Exercise directions: Your task is to repeat all of the material exactly.
══ Source records
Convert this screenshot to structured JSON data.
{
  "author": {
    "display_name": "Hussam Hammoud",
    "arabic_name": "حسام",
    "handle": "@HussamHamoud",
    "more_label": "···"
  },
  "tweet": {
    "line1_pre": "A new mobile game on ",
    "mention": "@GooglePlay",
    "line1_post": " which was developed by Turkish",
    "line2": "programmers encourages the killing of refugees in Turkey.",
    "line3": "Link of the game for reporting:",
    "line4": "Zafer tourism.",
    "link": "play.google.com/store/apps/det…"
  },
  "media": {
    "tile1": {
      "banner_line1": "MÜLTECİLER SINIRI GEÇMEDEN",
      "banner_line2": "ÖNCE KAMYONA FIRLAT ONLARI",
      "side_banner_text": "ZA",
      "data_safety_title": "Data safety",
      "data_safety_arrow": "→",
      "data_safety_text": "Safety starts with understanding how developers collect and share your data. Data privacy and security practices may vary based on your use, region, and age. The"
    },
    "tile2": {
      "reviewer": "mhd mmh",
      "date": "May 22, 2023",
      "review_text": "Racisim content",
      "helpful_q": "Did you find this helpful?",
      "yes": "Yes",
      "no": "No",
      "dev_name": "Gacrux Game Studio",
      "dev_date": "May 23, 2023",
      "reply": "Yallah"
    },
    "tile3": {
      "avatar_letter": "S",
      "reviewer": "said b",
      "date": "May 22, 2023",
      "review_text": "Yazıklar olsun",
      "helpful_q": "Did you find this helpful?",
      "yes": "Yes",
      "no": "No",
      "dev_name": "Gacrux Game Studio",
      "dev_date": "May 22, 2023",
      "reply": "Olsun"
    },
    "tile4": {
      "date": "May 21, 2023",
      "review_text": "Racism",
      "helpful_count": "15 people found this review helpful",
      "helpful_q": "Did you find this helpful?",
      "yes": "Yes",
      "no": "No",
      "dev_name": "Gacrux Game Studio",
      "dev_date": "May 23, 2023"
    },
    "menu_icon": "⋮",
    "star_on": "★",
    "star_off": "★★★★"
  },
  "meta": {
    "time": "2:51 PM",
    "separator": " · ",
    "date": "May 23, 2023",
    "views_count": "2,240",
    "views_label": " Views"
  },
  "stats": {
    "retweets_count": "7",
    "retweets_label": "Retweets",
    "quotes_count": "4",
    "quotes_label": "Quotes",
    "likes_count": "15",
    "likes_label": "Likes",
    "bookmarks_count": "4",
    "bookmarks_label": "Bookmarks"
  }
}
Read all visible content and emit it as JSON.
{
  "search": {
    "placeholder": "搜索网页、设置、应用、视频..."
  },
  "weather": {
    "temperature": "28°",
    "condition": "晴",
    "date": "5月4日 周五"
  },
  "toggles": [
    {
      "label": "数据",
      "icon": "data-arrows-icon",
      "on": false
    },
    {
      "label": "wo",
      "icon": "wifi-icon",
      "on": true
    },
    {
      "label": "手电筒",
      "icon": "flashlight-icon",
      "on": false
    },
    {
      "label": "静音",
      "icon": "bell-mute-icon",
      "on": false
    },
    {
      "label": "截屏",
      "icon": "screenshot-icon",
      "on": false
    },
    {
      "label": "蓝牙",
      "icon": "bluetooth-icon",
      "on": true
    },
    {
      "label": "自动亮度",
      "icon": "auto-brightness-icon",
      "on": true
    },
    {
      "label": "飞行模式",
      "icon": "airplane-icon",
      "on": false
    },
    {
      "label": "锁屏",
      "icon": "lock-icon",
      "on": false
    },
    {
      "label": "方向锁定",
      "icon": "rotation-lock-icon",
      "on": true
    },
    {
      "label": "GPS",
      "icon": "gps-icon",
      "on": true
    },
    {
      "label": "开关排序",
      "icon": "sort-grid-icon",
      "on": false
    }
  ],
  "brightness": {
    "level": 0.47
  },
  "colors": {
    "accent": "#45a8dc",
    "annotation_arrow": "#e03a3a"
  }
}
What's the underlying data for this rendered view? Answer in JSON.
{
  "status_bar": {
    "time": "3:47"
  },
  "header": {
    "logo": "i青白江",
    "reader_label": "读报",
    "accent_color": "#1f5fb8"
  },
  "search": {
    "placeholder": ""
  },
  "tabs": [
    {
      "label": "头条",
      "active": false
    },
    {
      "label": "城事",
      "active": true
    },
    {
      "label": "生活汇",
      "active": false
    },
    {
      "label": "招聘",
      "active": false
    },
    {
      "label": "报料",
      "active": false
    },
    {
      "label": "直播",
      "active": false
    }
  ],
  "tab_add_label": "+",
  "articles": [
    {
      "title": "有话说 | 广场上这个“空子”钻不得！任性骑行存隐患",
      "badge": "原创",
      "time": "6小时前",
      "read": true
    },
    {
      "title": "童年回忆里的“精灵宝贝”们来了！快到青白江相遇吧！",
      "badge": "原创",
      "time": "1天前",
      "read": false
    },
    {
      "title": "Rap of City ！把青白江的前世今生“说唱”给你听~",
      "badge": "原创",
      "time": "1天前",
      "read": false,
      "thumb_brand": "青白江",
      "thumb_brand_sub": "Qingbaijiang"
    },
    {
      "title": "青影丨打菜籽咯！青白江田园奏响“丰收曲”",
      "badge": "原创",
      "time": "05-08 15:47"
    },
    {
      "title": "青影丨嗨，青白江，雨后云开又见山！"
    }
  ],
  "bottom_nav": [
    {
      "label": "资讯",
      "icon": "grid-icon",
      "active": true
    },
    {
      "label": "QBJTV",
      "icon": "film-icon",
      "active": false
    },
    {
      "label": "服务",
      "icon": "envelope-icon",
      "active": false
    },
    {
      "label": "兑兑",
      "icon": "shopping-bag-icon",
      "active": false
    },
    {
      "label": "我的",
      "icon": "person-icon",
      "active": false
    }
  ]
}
════
Worked answer:
Convert this screenshot to structured JSON data.
{
  "author": {
    "display_name": "Hussam Hammoud",
    "arabic_name": "حسام",
    "handle": "@HussamHamoud",
    "more_label": "···"
  },
  "tweet": {
    "line1_pre": "A new mobile game on ",
    "mention": "@GooglePlay",
    "line1_post": " which was developed by Turkish",
    "line2": "programmers encourages the killing of refugees in Turkey.",
    "line3": "Link of the game for reporting:",
    "line4": "Zafer tourism.",
    "link": "play.google.com/store/apps/det…"
  },
  "media": {
    "tile1": {
      "banner_line1": "MÜLTECİLER SINIRI GEÇMEDEN",
      "banner_line2": "ÖNCE KAMYONA FIRLAT ONLARI",
      "side_banner_text": "ZA",
      "data_safety_title": "Data safety",
      "data_safety_arrow": "→",
      "data_safety_text": "Safety starts with understanding how developers collect and share your data. Data privacy and security practices may vary based on your use, region, and age. The"
    },
    "tile2": {
      "reviewer": "mhd mmh",
      "date": "May 22, 2023",
      "review_text": "Racisim content",
      "helpful_q": "Did you find this helpful?",
      "yes": "Yes",
      "no": "No",
      "dev_name": "Gacrux Game Studio",
      "dev_date": "May 23, 2023",
      "reply": "Yallah"
    },
    "tile3": {
      "avatar_letter": "S",
      "reviewer": "said b",
      "date": "May 22, 2023",
      "review_text": "Yazıklar olsun",
      "helpful_q": "Did you find this helpful?",
      "yes": "Yes",
      "no": "No",
      "dev_name": "Gacrux Game Studio",
      "dev_date": "May 22, 2023",
      "reply": "Olsun"
    },
    "tile4": {
      "date": "May 21, 2023",
      "review_text": "Racism",
      "helpful_count": "15 people found this review helpful",
      "helpful_q": "Did you find this helpful?",
      "yes": "Yes",
      "no": "No",
      "dev_name": "Gacrux Game Studio",
      "dev_date": "May 23, 2023"
    },
    "menu_icon": "⋮",
    "star_on": "★",
    "star_off": "★★★★"
  },
  "meta": {
    "time": "2:51 PM",
    "separator": " · ",
    "date": "May 23, 2023",
    "views_count": "2,240",
    "views_label": " Views"
  },
  "stats": {
    "retweets_count": "7",
    "retweets_label": "Retweets",
    "quotes_count": "4",
    "quotes_label": "Quotes",
    "likes_count": "15",
    "likes_label": "Likes",
    "bookmarks_count": "4",
    "bookmarks_label": "Bookmarks"
  }
}
Read all visible content and emit it as JSON.
{
  "search": {
    "placeholder": "搜索网页、设置、应用、视频..."
  },
  "weather": {
    "temperature": "28°",
    "condition": "晴",
    "date": "5月4日 周五"
  },
  "toggles": [
    {
      "label": "数据",
      "icon": "data-arrows-icon",
      "on": false
    },
    {
      "label": "wo",
      "icon": "wifi-icon",
      "on": true
    },
    {
      "label": "手电筒",
      "icon": "flashlight-icon",
      "on": false
    },
    {
      "label": "静音",
      "icon": "bell-mute-icon",
      "on": false
    },
    {
      "label": "截屏",
      "icon": "screenshot-icon",
      "on": false
    },
    {
      "label": "蓝牙",
      "icon": "bluetooth-icon",
      "on": true
    },
    {
      "label": "自动亮度",
      "icon": "auto-brightness-icon",
      "on": true
    },
    {
      "label": "飞行模式",
      "icon": "airplane-icon",
      "on": false
    },
    {
      "label": "锁屏",
      "icon": "lock-icon",
      "on": false
    },
    {
      "label": "方向锁定",
      "icon": "rotation-lock-icon",
      "on": true
    },
    {
      "label": "GPS",
      "icon": "gps-icon",
      "on": true
    },
    {
      "label": "开关排序",
      "icon": "sort-grid-icon",
      "on": false
    }
  ],
  "brightness": {
    "level": 0.47
  },
  "colors": {
    "accent": "#45a8dc",
    "annotation_arrow": "#e03a3a"
  }
}
What's the underlying data for this rendered view? Answer in JSON.
{
  "status_bar": {
    "time": "3:47"
  },
  "header": {
    "logo": "i青白江",
    "reader_label": "读报",
    "accent_color": "#1f5fb8"
  },
  "search": {
    "placeholder": ""
  },
  "tabs": [
    {
      "label": "头条",
      "active": false
    },
    {
      "label": "城事",
      "active": true
    },
    {
      "label": "生活汇",
      "active": false
    },
    {
      "label": "招聘",
      "active": false
    },
    {
      "label": "报料",
      "active": false
    },
    {
      "label": "直播",
      "active": false
    }
  ],
  "tab_add_label": "+",
  "articles": [
    {
      "title": "有话说 | 广场上这个“空子”钻不得！任性骑行存隐患",
      "badge": "原创",
      "time": "6小时前",
      "read": true
    },
    {
      "title": "童年回忆里的“精灵宝贝”们来了！快到青白江相遇吧！",
      "badge": "原创",
      "time": "1天前",
      "read": false
    },
    {
      "title": "Rap of City ！把青白江的前世今生“说唱”给你听~",
      "badge": "原创",
      "time": "1天前",
      "read": false,
      "thumb_brand": "青白江",
      "thumb_brand_sub": "Qingbaijiang"
    },
    {
      "title": "青影丨打菜籽咯！青白江田园奏响“丰收曲”",
      "badge": "原创",
      "time": "05-08 15:47"
    },
    {
      "title": "青影丨嗨，青白江，雨后云开又见山！"
    }
  ],
  "bottom_nav": [
    {
      "label": "资讯",
      "icon": "grid-icon",
      "active": true
    },
    {
      "label": "QBJTV",
      "icon": "film-icon",
      "active": false
    },
    {
      "label": "服务",
      "icon": "envelope-icon",
      "active": false
    },
    {
      "label": "兑兑",
      "icon": "shopping-bag-icon",
      "active": false
    },
    {
      "label": "我的",
      "icon": "person-icon",
      "active": false
    }
  ]
}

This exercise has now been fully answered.